TO DO :: Quote each line of the material verbatim, without the pictures.

-------------------------

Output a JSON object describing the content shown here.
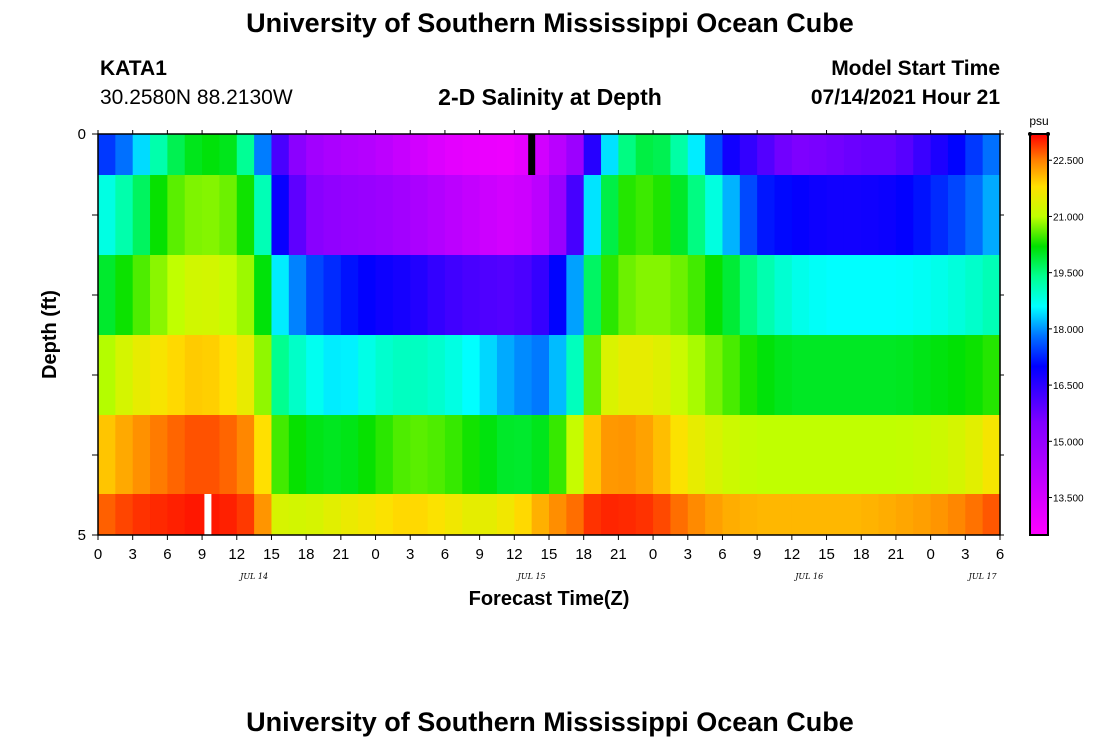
{
  "header": {
    "title": "University of Southern Mississippi Ocean Cube",
    "station": "KATA1",
    "coordinates": "30.2580N  88.2130W",
    "subtitle": "2-D Salinity at Depth",
    "model_start_label": "Model Start Time",
    "model_start_value": "07/14/2021 Hour 21"
  },
  "footer": {
    "title": "University of Southern Mississippi Ocean Cube"
  },
  "chart_data": {
    "type": "heatmap",
    "title": "2-D Salinity at Depth",
    "xlabel": "Forecast Time(Z)",
    "ylabel": "Depth (ft)",
    "x_tick_labels": [
      "0",
      "3",
      "6",
      "9",
      "12",
      "15",
      "18",
      "21",
      "0",
      "3",
      "6",
      "9",
      "12",
      "15",
      "18",
      "21",
      "0",
      "3",
      "6",
      "9",
      "12",
      "15",
      "18",
      "21",
      "0",
      "3",
      "6"
    ],
    "date_labels": [
      {
        "label": "JUL 14",
        "tick_index": 4.5
      },
      {
        "label": "JUL 15",
        "tick_index": 12.5
      },
      {
        "label": "JUL 16",
        "tick_index": 20.5
      },
      {
        "label": "JUL 17",
        "tick_index": 25.5
      }
    ],
    "x_hours_range": [
      0,
      78
    ],
    "y_tick_labels": [
      "0",
      "5"
    ],
    "ylim": [
      0,
      5
    ],
    "colorbar": {
      "unit": "psu",
      "min": 12.5,
      "max": 23.2,
      "tick_labels": [
        "13.500",
        "15.000",
        "16.500",
        "18.000",
        "19.500",
        "21.000",
        "22.500"
      ],
      "tick_values": [
        13.5,
        15.0,
        16.5,
        18.0,
        19.5,
        21.0,
        22.5
      ],
      "color_stops": [
        {
          "v": 12.5,
          "c": "#ff00ff"
        },
        {
          "v": 14.0,
          "c": "#c000ff"
        },
        {
          "v": 15.5,
          "c": "#8000ff"
        },
        {
          "v": 17.0,
          "c": "#0000ff"
        },
        {
          "v": 17.8,
          "c": "#0070ff"
        },
        {
          "v": 18.6,
          "c": "#00ffff"
        },
        {
          "v": 19.4,
          "c": "#00ff90"
        },
        {
          "v": 20.2,
          "c": "#00e000"
        },
        {
          "v": 21.0,
          "c": "#c0ff00"
        },
        {
          "v": 21.8,
          "c": "#ffe000"
        },
        {
          "v": 22.5,
          "c": "#ff8000"
        },
        {
          "v": 23.2,
          "c": "#ff0000"
        }
      ]
    },
    "series": [
      {
        "depth_ft": "0-1",
        "hours": [
          0,
          3,
          6,
          9,
          12,
          14,
          15,
          18,
          21,
          24,
          27,
          30,
          33,
          36,
          39,
          42,
          43,
          45,
          48,
          51,
          54,
          57,
          60,
          63,
          66,
          69,
          72,
          75,
          78
        ],
        "values": [
          17.2,
          18.0,
          19.6,
          20.2,
          20.0,
          18.3,
          16.6,
          14.8,
          14.4,
          14.2,
          13.7,
          13.2,
          13.0,
          12.9,
          13.8,
          15.2,
          17.0,
          19.3,
          20.0,
          19.0,
          17.0,
          16.2,
          15.5,
          15.6,
          15.8,
          15.8,
          16.5,
          17.2,
          18.0
        ]
      },
      {
        "depth_ft": "1-2",
        "hours": [
          0,
          3,
          6,
          9,
          12,
          14,
          15,
          18,
          21,
          24,
          27,
          30,
          33,
          36,
          39,
          42,
          43,
          45,
          48,
          51,
          54,
          57,
          60,
          63,
          66,
          69,
          72,
          75,
          78
        ],
        "values": [
          18.6,
          19.4,
          20.5,
          20.8,
          20.6,
          19.7,
          17.4,
          15.4,
          15.0,
          14.9,
          14.6,
          14.2,
          13.8,
          13.5,
          14.3,
          16.8,
          19.0,
          20.3,
          20.5,
          19.8,
          18.5,
          17.2,
          17.0,
          16.8,
          16.8,
          16.9,
          17.2,
          17.6,
          18.3
        ]
      },
      {
        "depth_ft": "2-3",
        "hours": [
          0,
          3,
          6,
          9,
          12,
          14,
          15,
          18,
          21,
          24,
          27,
          30,
          33,
          36,
          39,
          42,
          43,
          45,
          48,
          51,
          54,
          57,
          60,
          63,
          66,
          69,
          72,
          75,
          78
        ],
        "values": [
          19.8,
          20.4,
          20.9,
          21.3,
          21.0,
          20.6,
          18.8,
          17.6,
          17.2,
          16.9,
          16.7,
          16.3,
          16.1,
          16.0,
          16.5,
          18.6,
          20.0,
          20.6,
          20.8,
          20.6,
          20.1,
          19.3,
          18.8,
          18.6,
          18.6,
          18.6,
          18.7,
          18.9,
          19.2
        ]
      },
      {
        "depth_ft": "3-4",
        "hours": [
          0,
          3,
          6,
          9,
          12,
          14,
          15,
          18,
          21,
          24,
          27,
          30,
          33,
          36,
          39,
          42,
          43,
          45,
          48,
          51,
          54,
          57,
          60,
          63,
          66,
          69,
          72,
          75,
          78
        ],
        "values": [
          20.8,
          21.4,
          21.8,
          22.0,
          21.7,
          21.2,
          19.6,
          18.8,
          18.4,
          18.9,
          19.1,
          18.9,
          18.5,
          18.0,
          17.8,
          19.5,
          21.0,
          21.5,
          21.5,
          21.0,
          20.6,
          20.2,
          20.0,
          20.0,
          20.0,
          20.0,
          20.1,
          20.2,
          20.4
        ]
      },
      {
        "depth_ft": "4-5",
        "hours": [
          0,
          3,
          6,
          9,
          12,
          14,
          15,
          18,
          21,
          24,
          27,
          30,
          33,
          36,
          39,
          42,
          43,
          45,
          48,
          51,
          54,
          57,
          60,
          63,
          66,
          69,
          72,
          75,
          78
        ],
        "values": [
          21.9,
          22.3,
          22.6,
          22.8,
          22.6,
          22.2,
          20.6,
          20.1,
          20.0,
          20.3,
          20.6,
          20.5,
          20.2,
          19.9,
          20.1,
          21.4,
          22.2,
          22.4,
          22.2,
          21.6,
          21.2,
          21.0,
          21.0,
          21.0,
          21.0,
          21.0,
          21.1,
          21.3,
          21.8
        ]
      },
      {
        "depth_ft": "5",
        "hours": [
          0,
          3,
          6,
          9,
          12,
          14,
          15,
          18,
          21,
          24,
          27,
          30,
          33,
          36,
          39,
          42,
          43,
          45,
          48,
          51,
          54,
          57,
          60,
          63,
          66,
          69,
          72,
          75,
          78
        ],
        "values": [
          22.6,
          22.9,
          23.0,
          23.1,
          23.0,
          22.7,
          21.3,
          21.2,
          21.5,
          21.7,
          21.9,
          21.7,
          21.4,
          21.7,
          22.3,
          22.7,
          23.0,
          23.0,
          22.9,
          22.5,
          22.2,
          22.1,
          22.1,
          22.1,
          22.1,
          22.2,
          22.3,
          22.5,
          22.8
        ]
      }
    ],
    "markers": [
      {
        "hour": 37.5,
        "row": 0,
        "color": "#000000"
      },
      {
        "hour": 9.5,
        "row": 5,
        "color": "#ffffff"
      }
    ]
  }
}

-------------------------

PROBLEM SOLUTION ::
Output a JSON object describing the content shown here.
{
  "header": {
    "title": "University of Southern Mississippi Ocean Cube",
    "station": "KATA1",
    "coordinates": "30.2580N  88.2130W",
    "subtitle": "2-D Salinity at Depth",
    "model_start_label": "Model Start Time",
    "model_start_value": "07/14/2021 Hour 21"
  },
  "footer": {
    "title": "University of Southern Mississippi Ocean Cube"
  },
  "chart_data": {
    "type": "heatmap",
    "title": "2-D Salinity at Depth",
    "xlabel": "Forecast Time(Z)",
    "ylabel": "Depth (ft)",
    "x_tick_labels": [
      "0",
      "3",
      "6",
      "9",
      "12",
      "15",
      "18",
      "21",
      "0",
      "3",
      "6",
      "9",
      "12",
      "15",
      "18",
      "21",
      "0",
      "3",
      "6",
      "9",
      "12",
      "15",
      "18",
      "21",
      "0",
      "3",
      "6"
    ],
    "date_labels": [
      {
        "label": "JUL 14",
        "tick_index": 4.5
      },
      {
        "label": "JUL 15",
        "tick_index": 12.5
      },
      {
        "label": "JUL 16",
        "tick_index": 20.5
      },
      {
        "label": "JUL 17",
        "tick_index": 25.5
      }
    ],
    "x_hours_range": [
      0,
      78
    ],
    "y_tick_labels": [
      "0",
      "5"
    ],
    "ylim": [
      0,
      5
    ],
    "colorbar": {
      "unit": "psu",
      "min": 12.5,
      "max": 23.2,
      "tick_labels": [
        "13.500",
        "15.000",
        "16.500",
        "18.000",
        "19.500",
        "21.000",
        "22.500"
      ],
      "tick_values": [
        13.5,
        15.0,
        16.5,
        18.0,
        19.5,
        21.0,
        22.5
      ],
      "color_stops": [
        {
          "v": 12.5,
          "c": "#ff00ff"
        },
        {
          "v": 14.0,
          "c": "#c000ff"
        },
        {
          "v": 15.5,
          "c": "#8000ff"
        },
        {
          "v": 17.0,
          "c": "#0000ff"
        },
        {
          "v": 17.8,
          "c": "#0070ff"
        },
        {
          "v": 18.6,
          "c": "#00ffff"
        },
        {
          "v": 19.4,
          "c": "#00ff90"
        },
        {
          "v": 20.2,
          "c": "#00e000"
        },
        {
          "v": 21.0,
          "c": "#c0ff00"
        },
        {
          "v": 21.8,
          "c": "#ffe000"
        },
        {
          "v": 22.5,
          "c": "#ff8000"
        },
        {
          "v": 23.2,
          "c": "#ff0000"
        }
      ]
    },
    "series": [
      {
        "depth_ft": "0-1",
        "hours": [
          0,
          3,
          6,
          9,
          12,
          14,
          15,
          18,
          21,
          24,
          27,
          30,
          33,
          36,
          39,
          42,
          43,
          45,
          48,
          51,
          54,
          57,
          60,
          63,
          66,
          69,
          72,
          75,
          78
        ],
        "values": [
          17.2,
          18.0,
          19.6,
          20.2,
          20.0,
          18.3,
          16.6,
          14.8,
          14.4,
          14.2,
          13.7,
          13.2,
          13.0,
          12.9,
          13.8,
          15.2,
          17.0,
          19.3,
          20.0,
          19.0,
          17.0,
          16.2,
          15.5,
          15.6,
          15.8,
          15.8,
          16.5,
          17.2,
          18.0
        ]
      },
      {
        "depth_ft": "1-2",
        "hours": [
          0,
          3,
          6,
          9,
          12,
          14,
          15,
          18,
          21,
          24,
          27,
          30,
          33,
          36,
          39,
          42,
          43,
          45,
          48,
          51,
          54,
          57,
          60,
          63,
          66,
          69,
          72,
          75,
          78
        ],
        "values": [
          18.6,
          19.4,
          20.5,
          20.8,
          20.6,
          19.7,
          17.4,
          15.4,
          15.0,
          14.9,
          14.6,
          14.2,
          13.8,
          13.5,
          14.3,
          16.8,
          19.0,
          20.3,
          20.5,
          19.8,
          18.5,
          17.2,
          17.0,
          16.8,
          16.8,
          16.9,
          17.2,
          17.6,
          18.3
        ]
      },
      {
        "depth_ft": "2-3",
        "hours": [
          0,
          3,
          6,
          9,
          12,
          14,
          15,
          18,
          21,
          24,
          27,
          30,
          33,
          36,
          39,
          42,
          43,
          45,
          48,
          51,
          54,
          57,
          60,
          63,
          66,
          69,
          72,
          75,
          78
        ],
        "values": [
          19.8,
          20.4,
          20.9,
          21.3,
          21.0,
          20.6,
          18.8,
          17.6,
          17.2,
          16.9,
          16.7,
          16.3,
          16.1,
          16.0,
          16.5,
          18.6,
          20.0,
          20.6,
          20.8,
          20.6,
          20.1,
          19.3,
          18.8,
          18.6,
          18.6,
          18.6,
          18.7,
          18.9,
          19.2
        ]
      },
      {
        "depth_ft": "3-4",
        "hours": [
          0,
          3,
          6,
          9,
          12,
          14,
          15,
          18,
          21,
          24,
          27,
          30,
          33,
          36,
          39,
          42,
          43,
          45,
          48,
          51,
          54,
          57,
          60,
          63,
          66,
          69,
          72,
          75,
          78
        ],
        "values": [
          20.8,
          21.4,
          21.8,
          22.0,
          21.7,
          21.2,
          19.6,
          18.8,
          18.4,
          18.9,
          19.1,
          18.9,
          18.5,
          18.0,
          17.8,
          19.5,
          21.0,
          21.5,
          21.5,
          21.0,
          20.6,
          20.2,
          20.0,
          20.0,
          20.0,
          20.0,
          20.1,
          20.2,
          20.4
        ]
      },
      {
        "depth_ft": "4-5",
        "hours": [
          0,
          3,
          6,
          9,
          12,
          14,
          15,
          18,
          21,
          24,
          27,
          30,
          33,
          36,
          39,
          42,
          43,
          45,
          48,
          51,
          54,
          57,
          60,
          63,
          66,
          69,
          72,
          75,
          78
        ],
        "values": [
          21.9,
          22.3,
          22.6,
          22.8,
          22.6,
          22.2,
          20.6,
          20.1,
          20.0,
          20.3,
          20.6,
          20.5,
          20.2,
          19.9,
          20.1,
          21.4,
          22.2,
          22.4,
          22.2,
          21.6,
          21.2,
          21.0,
          21.0,
          21.0,
          21.0,
          21.0,
          21.1,
          21.3,
          21.8
        ]
      },
      {
        "depth_ft": "5",
        "hours": [
          0,
          3,
          6,
          9,
          12,
          14,
          15,
          18,
          21,
          24,
          27,
          30,
          33,
          36,
          39,
          42,
          43,
          45,
          48,
          51,
          54,
          57,
          60,
          63,
          66,
          69,
          72,
          75,
          78
        ],
        "values": [
          22.6,
          22.9,
          23.0,
          23.1,
          23.0,
          22.7,
          21.3,
          21.2,
          21.5,
          21.7,
          21.9,
          21.7,
          21.4,
          21.7,
          22.3,
          22.7,
          23.0,
          23.0,
          22.9,
          22.5,
          22.2,
          22.1,
          22.1,
          22.1,
          22.1,
          22.2,
          22.3,
          22.5,
          22.8
        ]
      }
    ],
    "markers": [
      {
        "hour": 37.5,
        "row": 0,
        "color": "#000000"
      },
      {
        "hour": 9.5,
        "row": 5,
        "color": "#ffffff"
      }
    ]
  }
}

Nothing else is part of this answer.